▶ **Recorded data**
***

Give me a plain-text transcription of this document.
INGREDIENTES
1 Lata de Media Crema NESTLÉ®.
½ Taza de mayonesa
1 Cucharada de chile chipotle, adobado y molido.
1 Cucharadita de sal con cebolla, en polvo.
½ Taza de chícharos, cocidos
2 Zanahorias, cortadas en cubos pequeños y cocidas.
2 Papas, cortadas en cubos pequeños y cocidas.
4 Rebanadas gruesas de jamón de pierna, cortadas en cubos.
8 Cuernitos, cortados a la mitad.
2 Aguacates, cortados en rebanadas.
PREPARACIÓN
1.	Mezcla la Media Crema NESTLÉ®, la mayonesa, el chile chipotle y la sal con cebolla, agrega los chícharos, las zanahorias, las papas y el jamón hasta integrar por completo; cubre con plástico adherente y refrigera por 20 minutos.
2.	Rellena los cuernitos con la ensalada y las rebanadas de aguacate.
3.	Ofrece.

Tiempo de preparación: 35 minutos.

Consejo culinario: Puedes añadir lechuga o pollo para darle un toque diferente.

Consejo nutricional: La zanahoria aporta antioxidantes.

***

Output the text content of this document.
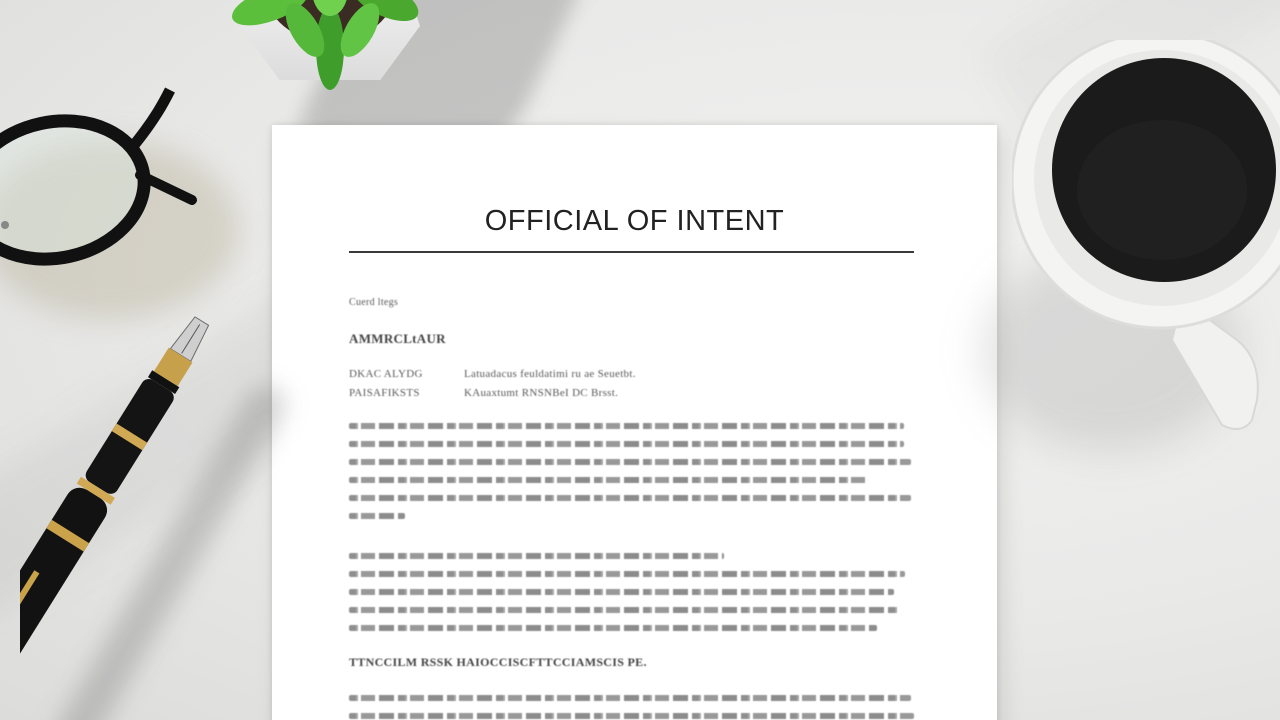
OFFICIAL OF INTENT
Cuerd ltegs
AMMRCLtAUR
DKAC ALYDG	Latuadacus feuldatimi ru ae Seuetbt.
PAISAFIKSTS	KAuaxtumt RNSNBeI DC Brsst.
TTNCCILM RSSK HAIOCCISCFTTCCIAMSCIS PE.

***

▶ **WHAT THE TASK REQUIRES**
Extract, from the listing above, every line where the string "Crema" occurs.

▶ **OUTPUT BELOW**
1 Lata de Media Crema NESTLÉ®.
1.	Mezcla la Media Crema NESTLÉ®, la mayonesa, el chile chipotle y la sal con cebolla, agrega los chícharos, las zanahorias, las papas y el jamón hasta integrar por completo; cubre con plástico adherente y refrigera por 20 minutos.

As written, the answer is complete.